• **Short task**:
Rewrite the lines of all the entries below, swapping every occurrence of "wind-direction-point" for "wind-arrow" and keeping everything else unchanged.
(begin)
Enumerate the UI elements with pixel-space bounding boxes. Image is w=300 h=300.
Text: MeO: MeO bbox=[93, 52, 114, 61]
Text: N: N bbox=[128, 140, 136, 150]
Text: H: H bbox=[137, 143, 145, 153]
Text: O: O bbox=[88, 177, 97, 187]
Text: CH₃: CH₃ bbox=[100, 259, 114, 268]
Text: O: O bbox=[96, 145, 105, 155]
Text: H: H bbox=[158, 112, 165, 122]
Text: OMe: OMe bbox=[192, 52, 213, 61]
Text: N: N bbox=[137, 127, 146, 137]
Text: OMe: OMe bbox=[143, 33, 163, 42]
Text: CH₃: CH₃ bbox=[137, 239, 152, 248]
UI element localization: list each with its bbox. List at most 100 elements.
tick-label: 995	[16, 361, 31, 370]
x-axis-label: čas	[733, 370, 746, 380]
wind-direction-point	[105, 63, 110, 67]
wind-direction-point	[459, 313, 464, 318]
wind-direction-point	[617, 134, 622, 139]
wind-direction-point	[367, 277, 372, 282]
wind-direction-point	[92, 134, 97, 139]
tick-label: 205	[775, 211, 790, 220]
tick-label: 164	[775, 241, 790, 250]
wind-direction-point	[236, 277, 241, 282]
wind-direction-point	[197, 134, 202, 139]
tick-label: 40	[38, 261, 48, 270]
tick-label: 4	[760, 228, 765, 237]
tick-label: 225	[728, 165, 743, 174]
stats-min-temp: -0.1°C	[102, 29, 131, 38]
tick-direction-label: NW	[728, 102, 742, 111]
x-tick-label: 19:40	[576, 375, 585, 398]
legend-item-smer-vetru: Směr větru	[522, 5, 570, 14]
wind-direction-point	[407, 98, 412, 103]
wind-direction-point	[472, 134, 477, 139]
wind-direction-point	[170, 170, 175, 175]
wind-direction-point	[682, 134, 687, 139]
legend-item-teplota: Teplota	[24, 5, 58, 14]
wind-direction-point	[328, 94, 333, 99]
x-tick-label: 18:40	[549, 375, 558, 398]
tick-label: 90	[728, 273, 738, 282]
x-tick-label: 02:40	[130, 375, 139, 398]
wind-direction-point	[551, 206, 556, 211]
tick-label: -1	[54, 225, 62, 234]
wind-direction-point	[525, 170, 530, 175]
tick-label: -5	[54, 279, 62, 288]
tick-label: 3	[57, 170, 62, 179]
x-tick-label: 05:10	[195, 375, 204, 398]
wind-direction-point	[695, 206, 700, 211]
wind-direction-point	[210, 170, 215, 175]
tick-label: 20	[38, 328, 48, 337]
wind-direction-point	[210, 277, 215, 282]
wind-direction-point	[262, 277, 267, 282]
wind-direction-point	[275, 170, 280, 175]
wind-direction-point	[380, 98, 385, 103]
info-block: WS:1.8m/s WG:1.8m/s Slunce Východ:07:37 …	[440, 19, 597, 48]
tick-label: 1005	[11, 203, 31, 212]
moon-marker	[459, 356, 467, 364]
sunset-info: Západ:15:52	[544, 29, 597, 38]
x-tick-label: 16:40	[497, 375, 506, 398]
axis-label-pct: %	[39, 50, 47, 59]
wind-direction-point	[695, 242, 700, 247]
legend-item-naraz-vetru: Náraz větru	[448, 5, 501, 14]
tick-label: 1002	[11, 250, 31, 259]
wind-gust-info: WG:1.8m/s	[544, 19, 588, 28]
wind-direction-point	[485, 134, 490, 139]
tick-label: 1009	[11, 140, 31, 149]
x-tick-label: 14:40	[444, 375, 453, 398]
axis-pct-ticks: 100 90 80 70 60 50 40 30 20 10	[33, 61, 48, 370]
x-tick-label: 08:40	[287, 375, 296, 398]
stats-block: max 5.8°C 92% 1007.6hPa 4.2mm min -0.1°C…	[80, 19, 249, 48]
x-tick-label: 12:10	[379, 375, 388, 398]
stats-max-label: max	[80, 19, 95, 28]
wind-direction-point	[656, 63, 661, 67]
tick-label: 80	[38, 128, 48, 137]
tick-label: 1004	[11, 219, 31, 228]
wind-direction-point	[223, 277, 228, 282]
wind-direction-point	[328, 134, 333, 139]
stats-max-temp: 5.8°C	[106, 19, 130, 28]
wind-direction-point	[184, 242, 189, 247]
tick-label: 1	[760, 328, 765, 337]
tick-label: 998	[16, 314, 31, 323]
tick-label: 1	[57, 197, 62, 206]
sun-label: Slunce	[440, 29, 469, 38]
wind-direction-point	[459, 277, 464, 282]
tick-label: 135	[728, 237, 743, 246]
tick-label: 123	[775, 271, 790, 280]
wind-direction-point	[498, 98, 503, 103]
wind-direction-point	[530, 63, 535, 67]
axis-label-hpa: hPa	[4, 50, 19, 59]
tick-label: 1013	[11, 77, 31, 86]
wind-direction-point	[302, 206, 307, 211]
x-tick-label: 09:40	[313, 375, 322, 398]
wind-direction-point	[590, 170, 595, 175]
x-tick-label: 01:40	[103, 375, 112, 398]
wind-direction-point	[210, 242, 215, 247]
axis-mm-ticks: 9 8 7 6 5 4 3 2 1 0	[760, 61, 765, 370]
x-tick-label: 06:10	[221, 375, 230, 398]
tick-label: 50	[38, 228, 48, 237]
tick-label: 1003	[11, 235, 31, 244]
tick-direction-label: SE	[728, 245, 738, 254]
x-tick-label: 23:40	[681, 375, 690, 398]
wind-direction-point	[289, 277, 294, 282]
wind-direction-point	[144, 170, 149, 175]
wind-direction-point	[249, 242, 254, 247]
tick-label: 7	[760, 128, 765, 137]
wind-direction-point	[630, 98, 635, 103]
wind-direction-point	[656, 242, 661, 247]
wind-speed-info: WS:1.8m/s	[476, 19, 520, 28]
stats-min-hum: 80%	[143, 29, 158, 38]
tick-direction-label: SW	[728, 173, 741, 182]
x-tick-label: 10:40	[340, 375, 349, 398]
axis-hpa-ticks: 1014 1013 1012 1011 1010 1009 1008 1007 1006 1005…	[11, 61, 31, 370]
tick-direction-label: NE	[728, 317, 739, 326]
(end)
• **Finished answer**:
Enumerate the UI elements with pixel-space bounding boxes. Image is w=300 h=300.
Text: MeO: MeO bbox=[93, 52, 114, 61]
Text: N: N bbox=[128, 140, 136, 150]
Text: H: H bbox=[137, 143, 145, 153]
Text: O: O bbox=[88, 177, 97, 187]
Text: CH₃: CH₃ bbox=[100, 259, 114, 268]
Text: O: O bbox=[96, 145, 105, 155]
Text: H: H bbox=[158, 112, 165, 122]
Text: OMe: OMe bbox=[192, 52, 213, 61]
Text: N: N bbox=[137, 127, 146, 137]
Text: OMe: OMe bbox=[143, 33, 163, 42]
Text: CH₃: CH₃ bbox=[137, 239, 152, 248]
UI element localization: list each with its bbox. List at most 100 elements.
tick-label: 995	[16, 361, 31, 370]
x-axis-label: čas	[733, 370, 746, 380]
wind-arrow	[105, 63, 110, 67]
wind-arrow	[459, 313, 464, 318]
wind-arrow	[617, 134, 622, 139]
wind-arrow	[367, 277, 372, 282]
wind-arrow	[92, 134, 97, 139]
tick-label: 205	[775, 211, 790, 220]
tick-label: 164	[775, 241, 790, 250]
wind-arrow	[236, 277, 241, 282]
wind-arrow	[197, 134, 202, 139]
tick-label: 40	[38, 261, 48, 270]
tick-label: 4	[760, 228, 765, 237]
tick-label: 225	[728, 165, 743, 174]
stats-min-temp: -0.1°C	[102, 29, 131, 38]
tick-direction-label: NW	[728, 102, 742, 111]
x-tick-label: 19:40	[576, 375, 585, 398]
legend-item-smer-vetru: Směr větru	[522, 5, 570, 14]
wind-arrow	[407, 98, 412, 103]
wind-arrow	[472, 134, 477, 139]
wind-arrow	[170, 170, 175, 175]
wind-arrow	[682, 134, 687, 139]
legend-item-teplota: Teplota	[24, 5, 58, 14]
wind-arrow	[328, 94, 333, 99]
x-tick-label: 18:40	[549, 375, 558, 398]
tick-label: 90	[728, 273, 738, 282]
x-tick-label: 02:40	[130, 375, 139, 398]
wind-arrow	[551, 206, 556, 211]
tick-label: -1	[54, 225, 62, 234]
wind-arrow	[525, 170, 530, 175]
tick-label: -5	[54, 279, 62, 288]
tick-label: 3	[57, 170, 62, 179]
x-tick-label: 05:10	[195, 375, 204, 398]
wind-arrow	[695, 206, 700, 211]
wind-arrow	[210, 170, 215, 175]
tick-label: 20	[38, 328, 48, 337]
wind-arrow	[210, 277, 215, 282]
wind-arrow	[262, 277, 267, 282]
wind-arrow	[275, 170, 280, 175]
wind-arrow	[380, 98, 385, 103]
info-block: WS:1.8m/s WG:1.8m/s Slunce Východ:07:37 …	[440, 19, 597, 48]
tick-label: 1005	[11, 203, 31, 212]
moon-marker	[459, 356, 467, 364]
sunset-info: Západ:15:52	[544, 29, 597, 38]
x-tick-label: 16:40	[497, 375, 506, 398]
axis-label-pct: %	[39, 50, 47, 59]
wind-arrow	[695, 242, 700, 247]
legend-item-naraz-vetru: Náraz větru	[448, 5, 501, 14]
tick-label: 1002	[11, 250, 31, 259]
wind-gust-info: WG:1.8m/s	[544, 19, 588, 28]
wind-arrow	[485, 134, 490, 139]
tick-label: 1009	[11, 140, 31, 149]
x-tick-label: 14:40	[444, 375, 453, 398]
axis-pct-ticks: 100 90 80 70 60 50 40 30 20 10	[33, 61, 48, 370]
x-tick-label: 08:40	[287, 375, 296, 398]
stats-block: max 5.8°C 92% 1007.6hPa 4.2mm min -0.1°C…	[80, 19, 249, 48]
x-tick-label: 12:10	[379, 375, 388, 398]
stats-max-label: max	[80, 19, 95, 28]
wind-arrow	[656, 63, 661, 67]
tick-label: 80	[38, 128, 48, 137]
tick-label: 1004	[11, 219, 31, 228]
wind-arrow	[223, 277, 228, 282]
wind-arrow	[328, 134, 333, 139]
stats-max-temp: 5.8°C	[106, 19, 130, 28]
wind-arrow	[184, 242, 189, 247]
tick-label: 1	[760, 328, 765, 337]
tick-label: 998	[16, 314, 31, 323]
tick-label: 1	[57, 197, 62, 206]
sun-label: Slunce	[440, 29, 469, 38]
wind-arrow	[459, 277, 464, 282]
tick-label: 135	[728, 237, 743, 246]
tick-label: 123	[775, 271, 790, 280]
wind-arrow	[498, 98, 503, 103]
wind-arrow	[530, 63, 535, 67]
axis-label-hpa: hPa	[4, 50, 19, 59]
tick-label: 1013	[11, 77, 31, 86]
wind-arrow	[302, 206, 307, 211]
x-tick-label: 09:40	[313, 375, 322, 398]
wind-arrow	[590, 170, 595, 175]
x-tick-label: 01:40	[103, 375, 112, 398]
wind-arrow	[210, 242, 215, 247]
axis-mm-ticks: 9 8 7 6 5 4 3 2 1 0	[760, 61, 765, 370]
x-tick-label: 06:10	[221, 375, 230, 398]
tick-label: 50	[38, 228, 48, 237]
tick-label: 1003	[11, 235, 31, 244]
tick-direction-label: SE	[728, 245, 738, 254]
x-tick-label: 23:40	[681, 375, 690, 398]
wind-arrow	[289, 277, 294, 282]
wind-arrow	[144, 170, 149, 175]
wind-arrow	[249, 242, 254, 247]
tick-label: 7	[760, 128, 765, 137]
wind-arrow	[630, 98, 635, 103]
wind-arrow	[656, 242, 661, 247]
wind-speed-info: WS:1.8m/s	[476, 19, 520, 28]
stats-min-hum: 80%	[143, 29, 158, 38]
tick-direction-label: SW	[728, 173, 741, 182]
x-tick-label: 10:40	[340, 375, 349, 398]
axis-hpa-ticks: 1014 1013 1012 1011 1010 1009 1008 1007 1006 1005…	[11, 61, 31, 370]
tick-direction-label: NE	[728, 317, 739, 326]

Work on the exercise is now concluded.